• [What you should do]
Write out the data from the line with "logo-line-1: Ш КОЛА xyxy=(638,963,672,970)" up to and including the line with "image-label: Рога xyxy=(34,423,168,437)", reproducing each line precisely and nothing else.

[Visual layout annotation data]
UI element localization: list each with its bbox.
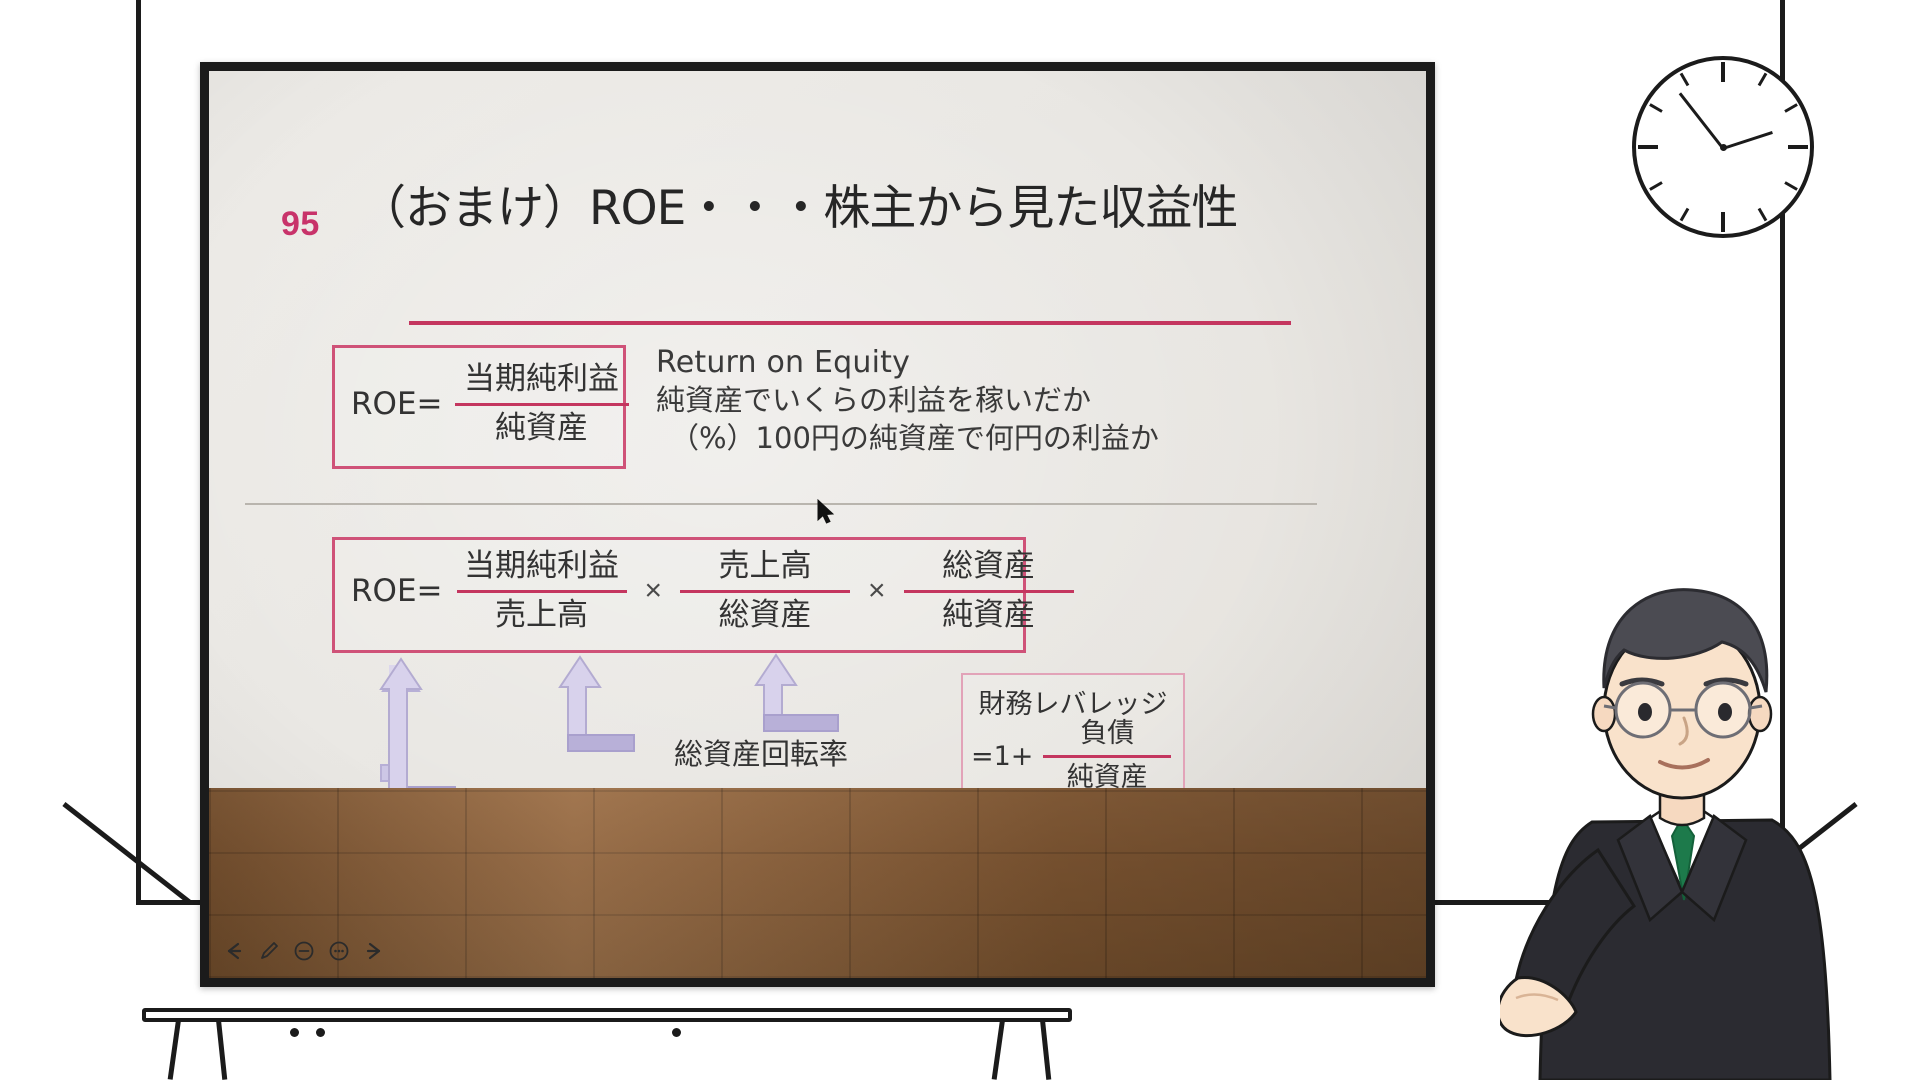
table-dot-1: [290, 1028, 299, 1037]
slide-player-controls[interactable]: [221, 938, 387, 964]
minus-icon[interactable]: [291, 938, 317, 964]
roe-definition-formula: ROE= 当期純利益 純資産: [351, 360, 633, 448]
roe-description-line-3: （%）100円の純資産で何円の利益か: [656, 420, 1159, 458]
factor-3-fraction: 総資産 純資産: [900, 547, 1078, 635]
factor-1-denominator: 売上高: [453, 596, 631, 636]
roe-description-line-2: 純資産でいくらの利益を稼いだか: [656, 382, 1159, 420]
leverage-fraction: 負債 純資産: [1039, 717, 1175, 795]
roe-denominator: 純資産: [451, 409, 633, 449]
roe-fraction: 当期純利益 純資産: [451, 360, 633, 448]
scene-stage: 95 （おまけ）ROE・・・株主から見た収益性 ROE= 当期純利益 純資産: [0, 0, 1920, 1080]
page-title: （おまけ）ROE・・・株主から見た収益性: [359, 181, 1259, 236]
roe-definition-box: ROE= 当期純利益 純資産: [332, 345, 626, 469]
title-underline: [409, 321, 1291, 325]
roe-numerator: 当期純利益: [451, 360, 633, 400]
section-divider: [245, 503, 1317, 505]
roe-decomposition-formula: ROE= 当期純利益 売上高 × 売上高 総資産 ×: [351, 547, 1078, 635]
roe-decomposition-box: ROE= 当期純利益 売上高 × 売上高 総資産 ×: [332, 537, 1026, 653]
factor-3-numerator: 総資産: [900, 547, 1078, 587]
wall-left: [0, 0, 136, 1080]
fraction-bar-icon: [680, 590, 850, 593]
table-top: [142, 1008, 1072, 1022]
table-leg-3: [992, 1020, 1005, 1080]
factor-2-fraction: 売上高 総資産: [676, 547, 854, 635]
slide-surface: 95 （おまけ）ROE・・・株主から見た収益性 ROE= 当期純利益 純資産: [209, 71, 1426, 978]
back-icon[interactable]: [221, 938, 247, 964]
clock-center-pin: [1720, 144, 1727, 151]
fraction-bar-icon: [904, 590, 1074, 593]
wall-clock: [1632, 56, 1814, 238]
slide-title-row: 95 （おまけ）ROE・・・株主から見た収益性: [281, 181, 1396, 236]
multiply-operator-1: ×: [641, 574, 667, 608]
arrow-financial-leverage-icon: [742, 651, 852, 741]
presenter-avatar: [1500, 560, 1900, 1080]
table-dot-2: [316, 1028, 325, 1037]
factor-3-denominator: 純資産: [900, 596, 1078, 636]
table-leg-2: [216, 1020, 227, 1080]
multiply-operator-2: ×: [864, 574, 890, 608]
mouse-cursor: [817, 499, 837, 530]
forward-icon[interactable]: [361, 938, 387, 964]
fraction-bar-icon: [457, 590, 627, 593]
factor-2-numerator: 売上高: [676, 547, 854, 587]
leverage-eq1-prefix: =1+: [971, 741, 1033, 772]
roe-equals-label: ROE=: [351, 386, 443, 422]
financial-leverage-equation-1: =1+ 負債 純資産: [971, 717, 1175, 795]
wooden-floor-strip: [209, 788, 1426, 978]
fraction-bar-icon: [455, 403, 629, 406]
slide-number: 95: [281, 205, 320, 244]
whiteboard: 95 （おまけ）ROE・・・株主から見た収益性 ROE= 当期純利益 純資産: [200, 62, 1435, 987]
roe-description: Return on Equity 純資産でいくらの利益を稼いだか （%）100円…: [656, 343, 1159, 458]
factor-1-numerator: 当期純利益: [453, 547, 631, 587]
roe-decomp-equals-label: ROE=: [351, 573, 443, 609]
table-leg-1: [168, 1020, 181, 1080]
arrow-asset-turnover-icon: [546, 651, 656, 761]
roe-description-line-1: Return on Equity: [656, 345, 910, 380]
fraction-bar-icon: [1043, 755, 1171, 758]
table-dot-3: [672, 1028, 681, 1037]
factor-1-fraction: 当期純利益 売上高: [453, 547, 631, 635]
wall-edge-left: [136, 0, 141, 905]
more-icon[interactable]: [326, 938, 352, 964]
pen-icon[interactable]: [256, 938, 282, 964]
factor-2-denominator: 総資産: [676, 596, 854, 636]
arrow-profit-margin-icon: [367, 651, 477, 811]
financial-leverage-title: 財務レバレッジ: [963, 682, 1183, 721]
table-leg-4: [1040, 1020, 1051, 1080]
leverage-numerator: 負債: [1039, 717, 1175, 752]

--

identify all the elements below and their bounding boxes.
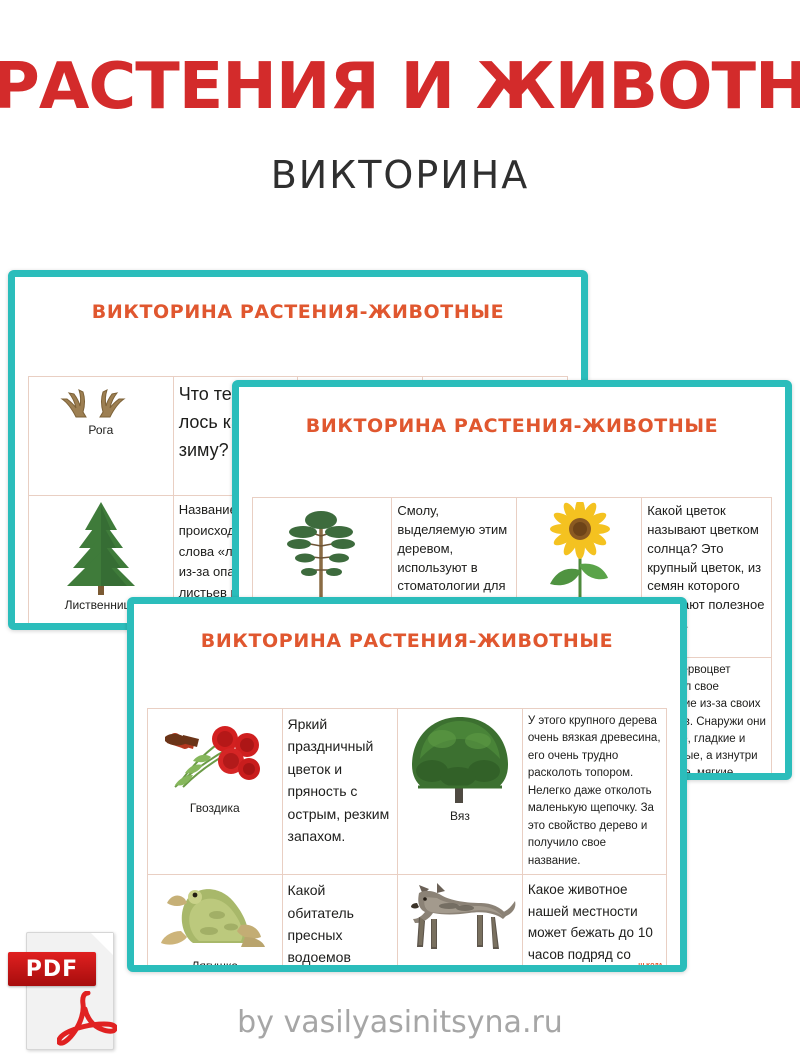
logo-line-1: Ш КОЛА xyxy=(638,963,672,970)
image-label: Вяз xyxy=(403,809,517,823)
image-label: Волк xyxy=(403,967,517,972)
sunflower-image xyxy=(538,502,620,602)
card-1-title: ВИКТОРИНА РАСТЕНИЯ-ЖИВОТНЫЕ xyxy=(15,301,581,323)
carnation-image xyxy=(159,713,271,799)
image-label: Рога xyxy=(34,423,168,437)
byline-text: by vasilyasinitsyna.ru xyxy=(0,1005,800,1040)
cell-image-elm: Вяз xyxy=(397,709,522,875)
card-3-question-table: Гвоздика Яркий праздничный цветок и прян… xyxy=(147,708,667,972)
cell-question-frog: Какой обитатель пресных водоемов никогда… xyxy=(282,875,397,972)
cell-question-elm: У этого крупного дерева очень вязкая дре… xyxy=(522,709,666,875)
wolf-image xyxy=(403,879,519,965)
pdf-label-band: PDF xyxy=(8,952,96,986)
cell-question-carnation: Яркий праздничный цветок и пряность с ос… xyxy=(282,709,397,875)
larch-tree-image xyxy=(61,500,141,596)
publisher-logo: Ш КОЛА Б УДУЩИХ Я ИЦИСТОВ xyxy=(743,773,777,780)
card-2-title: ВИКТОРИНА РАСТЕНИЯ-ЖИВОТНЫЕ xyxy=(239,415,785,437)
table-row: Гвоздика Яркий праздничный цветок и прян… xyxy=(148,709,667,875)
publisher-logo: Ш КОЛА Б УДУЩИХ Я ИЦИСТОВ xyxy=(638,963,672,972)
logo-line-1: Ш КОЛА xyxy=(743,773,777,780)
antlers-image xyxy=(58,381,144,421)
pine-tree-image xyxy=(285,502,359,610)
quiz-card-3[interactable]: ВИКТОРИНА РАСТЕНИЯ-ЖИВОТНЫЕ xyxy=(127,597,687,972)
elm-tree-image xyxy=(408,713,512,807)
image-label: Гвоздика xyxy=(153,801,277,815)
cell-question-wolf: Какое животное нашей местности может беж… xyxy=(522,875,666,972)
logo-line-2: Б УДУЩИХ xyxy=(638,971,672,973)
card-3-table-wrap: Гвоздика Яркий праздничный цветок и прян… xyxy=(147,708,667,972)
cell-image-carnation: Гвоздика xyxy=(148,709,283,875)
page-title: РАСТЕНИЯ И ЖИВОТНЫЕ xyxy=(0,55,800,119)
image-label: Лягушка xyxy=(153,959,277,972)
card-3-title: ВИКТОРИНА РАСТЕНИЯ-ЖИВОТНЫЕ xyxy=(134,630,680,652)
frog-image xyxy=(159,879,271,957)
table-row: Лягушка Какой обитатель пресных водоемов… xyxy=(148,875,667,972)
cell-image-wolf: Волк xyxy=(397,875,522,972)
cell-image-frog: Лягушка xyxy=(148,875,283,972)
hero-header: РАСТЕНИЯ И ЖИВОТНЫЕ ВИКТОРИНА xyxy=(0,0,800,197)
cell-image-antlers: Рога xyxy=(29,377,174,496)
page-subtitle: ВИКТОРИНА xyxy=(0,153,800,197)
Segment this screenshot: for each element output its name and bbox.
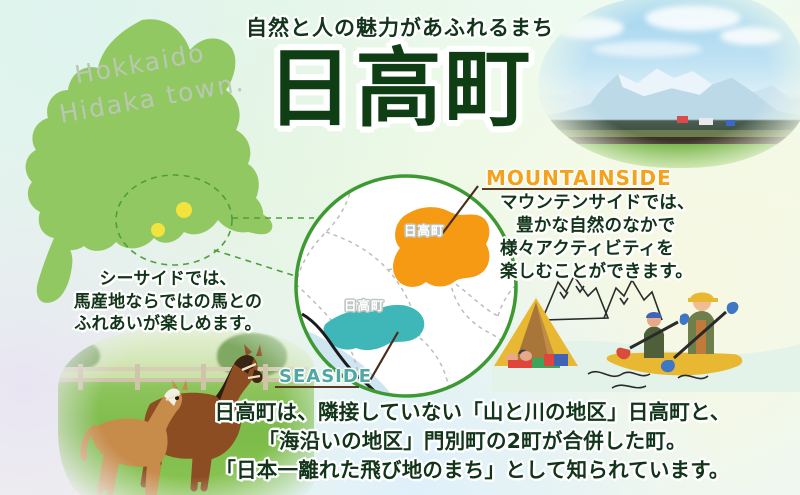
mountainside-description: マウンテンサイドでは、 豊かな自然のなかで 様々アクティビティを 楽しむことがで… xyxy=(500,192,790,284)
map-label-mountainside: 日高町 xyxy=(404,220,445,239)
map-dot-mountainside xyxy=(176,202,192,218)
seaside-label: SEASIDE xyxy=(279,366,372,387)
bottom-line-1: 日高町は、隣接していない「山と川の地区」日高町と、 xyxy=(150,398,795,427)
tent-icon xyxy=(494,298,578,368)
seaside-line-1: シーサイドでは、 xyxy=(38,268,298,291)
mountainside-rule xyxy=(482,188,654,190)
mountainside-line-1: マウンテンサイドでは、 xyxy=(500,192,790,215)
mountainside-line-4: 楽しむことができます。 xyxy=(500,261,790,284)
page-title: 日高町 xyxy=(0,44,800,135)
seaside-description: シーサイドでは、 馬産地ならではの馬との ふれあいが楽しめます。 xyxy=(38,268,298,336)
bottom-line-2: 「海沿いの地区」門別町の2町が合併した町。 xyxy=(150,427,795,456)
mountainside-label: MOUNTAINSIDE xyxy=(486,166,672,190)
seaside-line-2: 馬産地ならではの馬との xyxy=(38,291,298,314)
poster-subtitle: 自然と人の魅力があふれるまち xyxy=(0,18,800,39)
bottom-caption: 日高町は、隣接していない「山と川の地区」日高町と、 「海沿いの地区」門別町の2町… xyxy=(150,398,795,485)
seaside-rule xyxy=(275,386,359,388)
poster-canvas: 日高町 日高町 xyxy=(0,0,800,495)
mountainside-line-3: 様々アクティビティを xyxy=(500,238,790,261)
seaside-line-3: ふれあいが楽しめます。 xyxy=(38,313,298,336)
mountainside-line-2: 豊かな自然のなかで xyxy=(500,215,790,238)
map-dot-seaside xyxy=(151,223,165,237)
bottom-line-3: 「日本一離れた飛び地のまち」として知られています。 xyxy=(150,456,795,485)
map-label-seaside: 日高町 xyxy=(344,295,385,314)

• [Reply to the task]
logo-line-1: Ш КОЛА xyxy=(638,963,672,970)
image-label: Вяз xyxy=(403,809,517,823)
image-label: Волк xyxy=(403,967,517,972)
sunflower-image xyxy=(538,502,620,602)
card-1-title: ВИКТОРИНА РАСТЕНИЯ-ЖИВОТНЫЕ xyxy=(15,301,581,323)
carnation-image xyxy=(159,713,271,799)
image-label: Рога xyxy=(34,423,168,437)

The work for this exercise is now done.